Task goal: Transcribe the lines below verbatim, skipping the images.

Exercise inputs:
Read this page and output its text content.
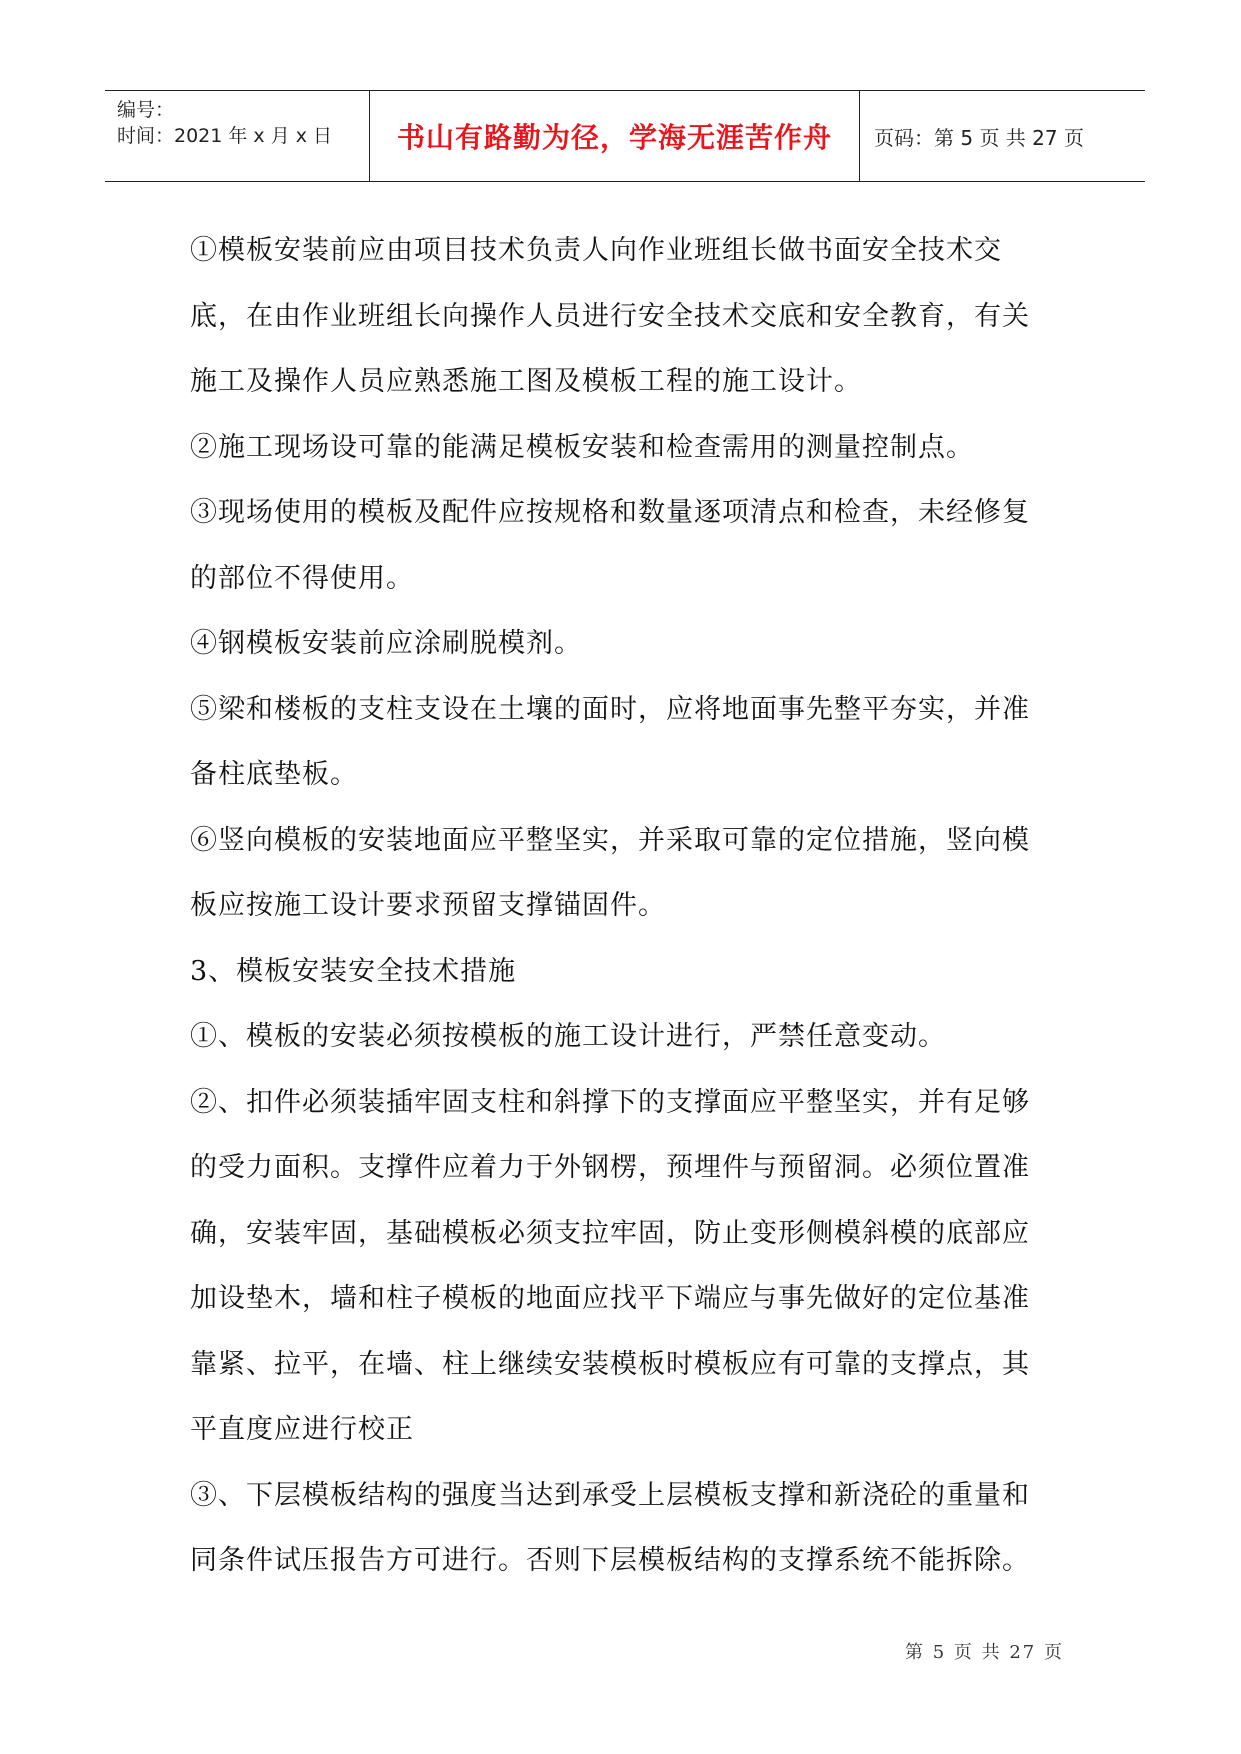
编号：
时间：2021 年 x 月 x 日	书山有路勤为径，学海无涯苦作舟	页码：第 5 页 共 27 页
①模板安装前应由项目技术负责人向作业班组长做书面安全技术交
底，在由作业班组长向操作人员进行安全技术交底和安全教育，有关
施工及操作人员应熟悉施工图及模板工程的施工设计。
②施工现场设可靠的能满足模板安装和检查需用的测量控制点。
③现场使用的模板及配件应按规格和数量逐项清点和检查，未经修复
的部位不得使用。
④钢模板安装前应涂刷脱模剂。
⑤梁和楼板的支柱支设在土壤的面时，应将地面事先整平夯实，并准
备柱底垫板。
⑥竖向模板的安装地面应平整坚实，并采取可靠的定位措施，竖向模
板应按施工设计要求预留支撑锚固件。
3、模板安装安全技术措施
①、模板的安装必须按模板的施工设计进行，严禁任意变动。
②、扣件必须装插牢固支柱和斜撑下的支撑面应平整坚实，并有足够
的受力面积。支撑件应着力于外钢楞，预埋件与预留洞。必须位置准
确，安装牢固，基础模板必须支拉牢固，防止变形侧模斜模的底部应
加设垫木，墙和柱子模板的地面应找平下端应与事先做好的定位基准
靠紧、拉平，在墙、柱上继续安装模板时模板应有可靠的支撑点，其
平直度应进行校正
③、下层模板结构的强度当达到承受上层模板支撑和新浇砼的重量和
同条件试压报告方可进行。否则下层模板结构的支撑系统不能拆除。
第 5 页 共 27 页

Final result:
Read this page and output its text content.
编号：
时间：2021 年 x 月 x 日	书山有路勤为径，学海无涯苦作舟	页码：第 5 页 共 27 页
①模板安装前应由项目技术负责人向作业班组长做书面安全技术交
底，在由作业班组长向操作人员进行安全技术交底和安全教育，有关
施工及操作人员应熟悉施工图及模板工程的施工设计。
②施工现场设可靠的能满足模板安装和检查需用的测量控制点。
③现场使用的模板及配件应按规格和数量逐项清点和检查，未经修复
的部位不得使用。
④钢模板安装前应涂刷脱模剂。
⑤梁和楼板的支柱支设在土壤的面时，应将地面事先整平夯实，并准
备柱底垫板。
⑥竖向模板的安装地面应平整坚实，并采取可靠的定位措施，竖向模
板应按施工设计要求预留支撑锚固件。
3、模板安装安全技术措施
①、模板的安装必须按模板的施工设计进行，严禁任意变动。
②、扣件必须装插牢固支柱和斜撑下的支撑面应平整坚实，并有足够
的受力面积。支撑件应着力于外钢楞，预埋件与预留洞。必须位置准
确，安装牢固，基础模板必须支拉牢固，防止变形侧模斜模的底部应
加设垫木，墙和柱子模板的地面应找平下端应与事先做好的定位基准
靠紧、拉平，在墙、柱上继续安装模板时模板应有可靠的支撑点，其
平直度应进行校正
③、下层模板结构的强度当达到承受上层模板支撑和新浇砼的重量和
同条件试压报告方可进行。否则下层模板结构的支撑系统不能拆除。
第 5 页 共 27 页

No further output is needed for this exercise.